*Aufgabenziel*. Wandle sämtliche folgenden Daten in eine JSON-Liste von Zeichenketten um, mit genau einem Eintrag pro Zeile und ohne Leerzeilen.
----- Bereitgestellte Daten -----
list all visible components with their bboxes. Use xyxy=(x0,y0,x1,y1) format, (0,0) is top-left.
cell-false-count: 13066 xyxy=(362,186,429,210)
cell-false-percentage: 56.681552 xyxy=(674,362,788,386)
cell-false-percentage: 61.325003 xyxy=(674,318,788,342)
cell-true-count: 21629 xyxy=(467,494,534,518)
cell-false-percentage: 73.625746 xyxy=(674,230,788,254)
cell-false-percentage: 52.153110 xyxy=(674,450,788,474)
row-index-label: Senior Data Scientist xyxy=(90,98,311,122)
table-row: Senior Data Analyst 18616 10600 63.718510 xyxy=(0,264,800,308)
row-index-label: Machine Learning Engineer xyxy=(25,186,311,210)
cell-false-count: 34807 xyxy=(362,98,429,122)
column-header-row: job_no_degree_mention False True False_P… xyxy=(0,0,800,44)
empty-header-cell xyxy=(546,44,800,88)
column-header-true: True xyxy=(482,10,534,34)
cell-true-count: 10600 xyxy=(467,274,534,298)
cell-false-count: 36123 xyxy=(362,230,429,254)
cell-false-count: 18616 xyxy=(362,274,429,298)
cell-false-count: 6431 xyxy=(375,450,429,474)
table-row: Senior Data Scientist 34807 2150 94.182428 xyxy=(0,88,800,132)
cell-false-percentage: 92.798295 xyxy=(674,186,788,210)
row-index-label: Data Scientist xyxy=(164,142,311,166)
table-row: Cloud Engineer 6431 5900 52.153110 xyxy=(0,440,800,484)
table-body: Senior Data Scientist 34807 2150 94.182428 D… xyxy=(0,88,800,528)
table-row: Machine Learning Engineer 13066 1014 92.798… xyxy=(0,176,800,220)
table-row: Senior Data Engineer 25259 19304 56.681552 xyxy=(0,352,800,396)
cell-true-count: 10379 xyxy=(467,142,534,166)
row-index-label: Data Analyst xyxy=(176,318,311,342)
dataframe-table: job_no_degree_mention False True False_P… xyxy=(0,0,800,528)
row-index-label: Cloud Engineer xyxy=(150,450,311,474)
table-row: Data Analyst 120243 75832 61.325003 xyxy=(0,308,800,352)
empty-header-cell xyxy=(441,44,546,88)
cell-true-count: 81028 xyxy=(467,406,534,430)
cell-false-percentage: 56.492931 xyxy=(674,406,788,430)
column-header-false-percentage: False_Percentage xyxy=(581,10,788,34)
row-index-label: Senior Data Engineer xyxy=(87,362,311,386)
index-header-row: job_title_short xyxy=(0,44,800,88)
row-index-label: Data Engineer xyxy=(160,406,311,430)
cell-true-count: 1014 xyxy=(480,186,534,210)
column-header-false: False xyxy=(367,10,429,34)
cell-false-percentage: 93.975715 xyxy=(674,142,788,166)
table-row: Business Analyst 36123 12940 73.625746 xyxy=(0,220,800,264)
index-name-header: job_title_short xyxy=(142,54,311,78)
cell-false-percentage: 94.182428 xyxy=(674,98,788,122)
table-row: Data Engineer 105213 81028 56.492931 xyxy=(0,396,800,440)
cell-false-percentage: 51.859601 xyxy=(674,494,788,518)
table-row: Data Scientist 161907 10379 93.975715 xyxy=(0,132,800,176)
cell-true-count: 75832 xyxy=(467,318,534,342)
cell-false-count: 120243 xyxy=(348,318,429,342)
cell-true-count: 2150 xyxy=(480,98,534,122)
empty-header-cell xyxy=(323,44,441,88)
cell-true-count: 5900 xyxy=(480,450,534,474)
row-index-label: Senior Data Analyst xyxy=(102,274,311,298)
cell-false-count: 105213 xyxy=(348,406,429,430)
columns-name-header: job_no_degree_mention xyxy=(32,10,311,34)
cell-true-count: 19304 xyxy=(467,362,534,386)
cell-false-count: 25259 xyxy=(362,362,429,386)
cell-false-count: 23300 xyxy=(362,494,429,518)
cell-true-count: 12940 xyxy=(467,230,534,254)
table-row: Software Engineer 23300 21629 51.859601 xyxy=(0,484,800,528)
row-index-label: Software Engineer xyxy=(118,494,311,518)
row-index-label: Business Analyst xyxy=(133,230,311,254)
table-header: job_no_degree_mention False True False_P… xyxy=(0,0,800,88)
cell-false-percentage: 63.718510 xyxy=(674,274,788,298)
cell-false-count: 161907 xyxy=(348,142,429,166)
-----
*Ergebnis der Übung*.
[
  "list all visible components with their bboxes. Use xyxy=(x0,y0,x1,y1) format, (0,0) is top-left.",
  "cell-false-count: 13066 xyxy=(362,186,429,210)",
  "cell-false-percentage: 56.681552 xyxy=(674,362,788,386)",
  "cell-false-percentage: 61.325003 xyxy=(674,318,788,342)",
  "cell-true-count: 21629 xyxy=(467,494,534,518)",
  "cell-false-percentage: 73.625746 xyxy=(674,230,788,254)",
  "cell-false-percentage: 52.153110 xyxy=(674,450,788,474)",
  "row-index-label: Senior Data Scientist xyxy=(90,98,311,122)",
  "table-row: Senior Data Analyst 18616 10600 63.718510 xyxy=(0,264,800,308)",
  "row-index-label: Machine Learning Engineer xyxy=(25,186,311,210)",
  "cell-false-count: 34807 xyxy=(362,98,429,122)",
  "column-header-row: job_no_degree_mention False True False_P… xyxy=(0,0,800,44)",
  "empty-header-cell xyxy=(546,44,800,88)",
  "column-header-true: True xyxy=(482,10,534,34)",
  "cell-true-count: 10600 xyxy=(467,274,534,298)",
  "cell-false-count: 36123 xyxy=(362,230,429,254)",
  "cell-false-count: 18616 xyxy=(362,274,429,298)",
  "cell-false-count: 6431 xyxy=(375,450,429,474)",
  "table-row: Senior Data Scientist 34807 2150 94.182428 xyxy=(0,88,800,132)",
  "cell-false-percentage: 92.798295 xyxy=(674,186,788,210)",
  "row-index-label: Data Scientist xyxy=(164,142,311,166)",
  "table-row: Cloud Engineer 6431 5900 52.153110 xyxy=(0,440,800,484)",
  "table-body: Senior Data Scientist 34807 2150 94.182428 D… xyxy=(0,88,800,528)",
  "table-row: Machine Learning Engineer 13066 1014 92.798… xyxy=(0,176,800,220)",
  "table-row: Senior Data Engineer 25259 19304 56.681552 xyxy=(0,352,800,396)",
  "cell-true-count: 10379 xyxy=(467,142,534,166)",
  "row-index-label: Data Analyst xyxy=(176,318,311,342)",
  "dataframe-table: job_no_degree_mention False True False_P… xyxy=(0,0,800,528)",
  "row-index-label: Cloud Engineer xyxy=(150,450,311,474)",
  "table-row: Data Analyst 120243 75832 61.325003 xyxy=(0,308,800,352)",
  "empty-header-cell xyxy=(441,44,546,88)",
  "cell-true-count: 81028 xyxy=(467,406,534,430)",
  "cell-false-percentage: 56.492931 xyxy=(674,406,788,430)",
  "column-header-false-percentage: False_Percentage xyxy=(581,10,788,34)",
  "row-index-label: Senior Data Engineer xyxy=(87,362,311,386)",
  "index-header-row: job_title_short xyxy=(0,44,800,88)",
  "row-index-label: Data Engineer xyxy=(160,406,311,430)",
  "cell-true-count: 1014 xyxy=(480,186,534,210)",
  "column-header-false: False xyxy=(367,10,429,34)",
  "cell-false-percentage: 93.975715 xyxy=(674,142,788,166)",
  "table-row: Business Analyst 36123 12940 73.625746 xyxy=(0,220,800,264)",
  "index-name-header: job_title_short xyxy=(142,54,311,78)",
  "cell-false-percentage: 94.182428 xyxy=(674,98,788,122)",
  "table-row: Data Engineer 105213 81028 56.492931 xyxy=(0,396,800,440)",
  "cell-false-percentage: 51.859601 xyxy=(674,494,788,518)",
  "table-row: Data Scientist 161907 10379 93.975715 xyxy=(0,132,800,176)",
  "cell-true-count: 75832 xyxy=(467,318,534,342)",
  "cell-false-count: 120243 xyxy=(348,318,429,342)",
  "cell-true-count: 2150 xyxy=(480,98,534,122)",
  "empty-header-cell xyxy=(323,44,441,88)",
  "cell-true-count: 5900 xyxy=(480,450,534,474)",
  "row-index-label: Senior Data Analyst xyxy=(102,274,311,298)",
  "cell-false-count: 105213 xyxy=(348,406,429,430)",
  "columns-name-header: job_no_degree_mention xyxy=(32,10,311,34)",
  "cell-true-count: 19304 xyxy=(467,362,534,386)",
  "cell-false-count: 25259 xyxy=(362,362,429,386)",
  "cell-false-count: 23300 xyxy=(362,494,429,518)",
  "cell-true-count: 12940 xyxy=(467,230,534,254)",
  "table-row: Software Engineer 23300 21629 51.859601 xyxy=(0,484,800,528)",
  "row-index-label: Software Engineer xyxy=(118,494,311,518)",
  "row-index-label: Business Analyst xyxy=(133,230,311,254)",
  "table-header: job_no_degree_mention False True False_P… xyxy=(0,0,800,88)",
  "cell-false-percentage: 63.718510 xyxy=(674,274,788,298)",
  "cell-false-count: 161907 xyxy=(348,142,429,166)"
]